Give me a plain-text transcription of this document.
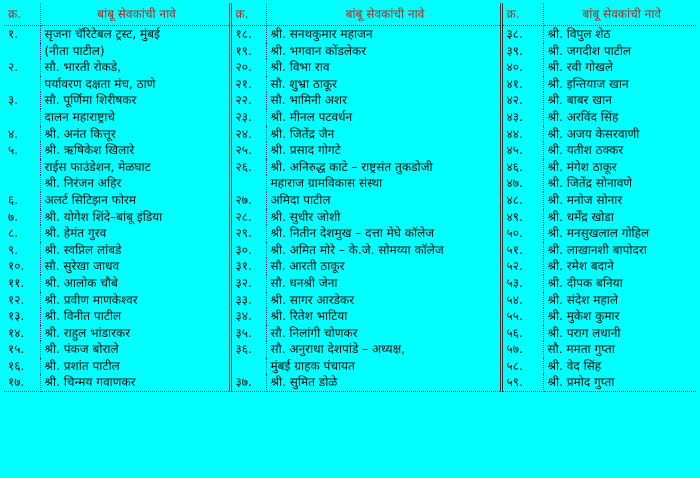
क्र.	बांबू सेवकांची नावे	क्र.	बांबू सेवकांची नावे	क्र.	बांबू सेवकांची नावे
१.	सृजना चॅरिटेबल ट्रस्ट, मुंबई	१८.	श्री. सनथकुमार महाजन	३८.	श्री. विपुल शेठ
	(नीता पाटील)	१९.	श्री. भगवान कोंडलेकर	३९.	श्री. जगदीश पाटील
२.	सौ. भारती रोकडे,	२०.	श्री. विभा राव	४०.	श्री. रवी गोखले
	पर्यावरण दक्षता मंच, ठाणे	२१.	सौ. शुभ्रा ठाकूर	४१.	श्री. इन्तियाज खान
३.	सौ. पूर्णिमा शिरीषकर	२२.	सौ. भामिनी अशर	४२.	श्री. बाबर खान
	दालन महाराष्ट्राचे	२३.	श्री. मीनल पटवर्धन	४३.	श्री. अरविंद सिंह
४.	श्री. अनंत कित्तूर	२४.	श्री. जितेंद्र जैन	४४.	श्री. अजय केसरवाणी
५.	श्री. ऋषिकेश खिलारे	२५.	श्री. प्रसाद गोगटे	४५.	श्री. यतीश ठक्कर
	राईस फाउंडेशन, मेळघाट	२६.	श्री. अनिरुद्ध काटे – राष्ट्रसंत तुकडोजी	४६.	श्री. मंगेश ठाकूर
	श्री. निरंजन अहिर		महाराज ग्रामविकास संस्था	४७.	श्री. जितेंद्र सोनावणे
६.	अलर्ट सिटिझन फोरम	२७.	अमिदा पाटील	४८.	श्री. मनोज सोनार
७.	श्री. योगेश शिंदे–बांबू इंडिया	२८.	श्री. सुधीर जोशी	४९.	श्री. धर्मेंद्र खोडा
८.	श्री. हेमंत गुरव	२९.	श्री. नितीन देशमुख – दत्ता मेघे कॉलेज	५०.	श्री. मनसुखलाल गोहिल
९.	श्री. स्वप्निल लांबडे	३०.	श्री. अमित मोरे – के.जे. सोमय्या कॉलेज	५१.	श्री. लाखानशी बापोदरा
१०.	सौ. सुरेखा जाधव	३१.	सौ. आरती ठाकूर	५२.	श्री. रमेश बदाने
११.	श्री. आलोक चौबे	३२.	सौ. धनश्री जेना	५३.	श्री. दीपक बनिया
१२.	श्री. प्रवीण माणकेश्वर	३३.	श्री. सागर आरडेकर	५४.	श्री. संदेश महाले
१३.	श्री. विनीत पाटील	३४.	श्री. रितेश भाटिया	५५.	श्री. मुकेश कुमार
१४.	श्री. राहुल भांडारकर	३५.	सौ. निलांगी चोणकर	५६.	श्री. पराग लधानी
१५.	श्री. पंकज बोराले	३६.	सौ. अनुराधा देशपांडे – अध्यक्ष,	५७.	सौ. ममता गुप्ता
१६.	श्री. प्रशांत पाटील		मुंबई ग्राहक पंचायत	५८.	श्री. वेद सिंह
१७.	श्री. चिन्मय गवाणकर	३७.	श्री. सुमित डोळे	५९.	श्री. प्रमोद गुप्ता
------
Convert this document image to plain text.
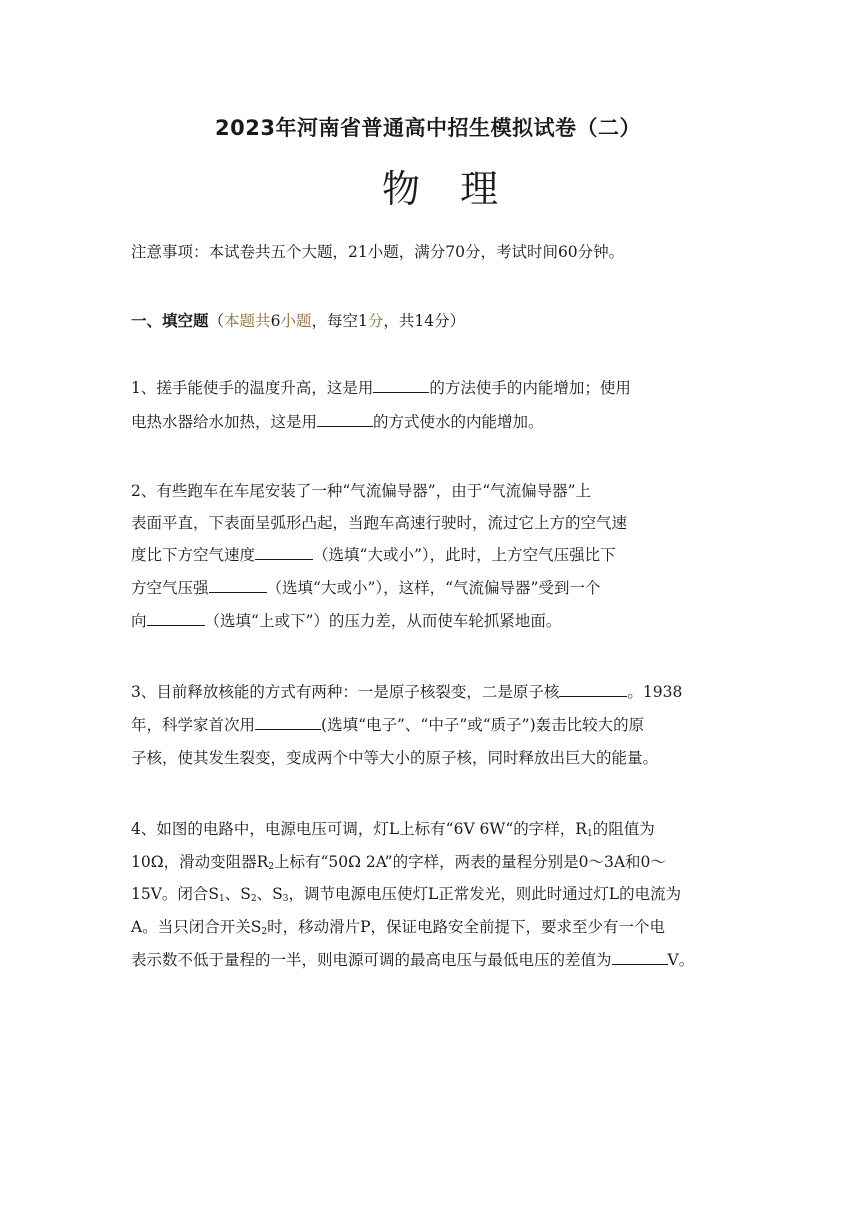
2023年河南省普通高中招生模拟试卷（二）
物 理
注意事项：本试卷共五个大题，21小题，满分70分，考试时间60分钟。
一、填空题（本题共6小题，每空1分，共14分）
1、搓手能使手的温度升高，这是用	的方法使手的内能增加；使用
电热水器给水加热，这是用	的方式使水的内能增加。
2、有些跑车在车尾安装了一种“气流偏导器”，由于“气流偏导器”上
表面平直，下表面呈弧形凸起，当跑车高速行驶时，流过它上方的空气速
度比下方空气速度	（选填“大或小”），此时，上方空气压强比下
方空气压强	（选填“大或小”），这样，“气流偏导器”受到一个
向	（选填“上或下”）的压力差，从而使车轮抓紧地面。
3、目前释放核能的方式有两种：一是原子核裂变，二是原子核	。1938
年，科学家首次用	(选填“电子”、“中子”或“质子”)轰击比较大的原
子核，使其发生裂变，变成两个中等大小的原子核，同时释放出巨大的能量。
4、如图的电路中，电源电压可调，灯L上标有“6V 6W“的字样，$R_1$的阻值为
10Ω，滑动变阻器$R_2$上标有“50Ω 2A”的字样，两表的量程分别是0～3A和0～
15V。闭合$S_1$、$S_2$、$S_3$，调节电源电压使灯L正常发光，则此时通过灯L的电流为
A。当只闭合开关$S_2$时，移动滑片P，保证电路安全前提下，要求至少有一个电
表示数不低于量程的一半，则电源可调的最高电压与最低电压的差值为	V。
------
▸ TASK REQUIREMENTS
Say how many lines in this listing hold the string "气流偏导器", giving the count and nothing more.

▸ EXPECTED OUTPUT
2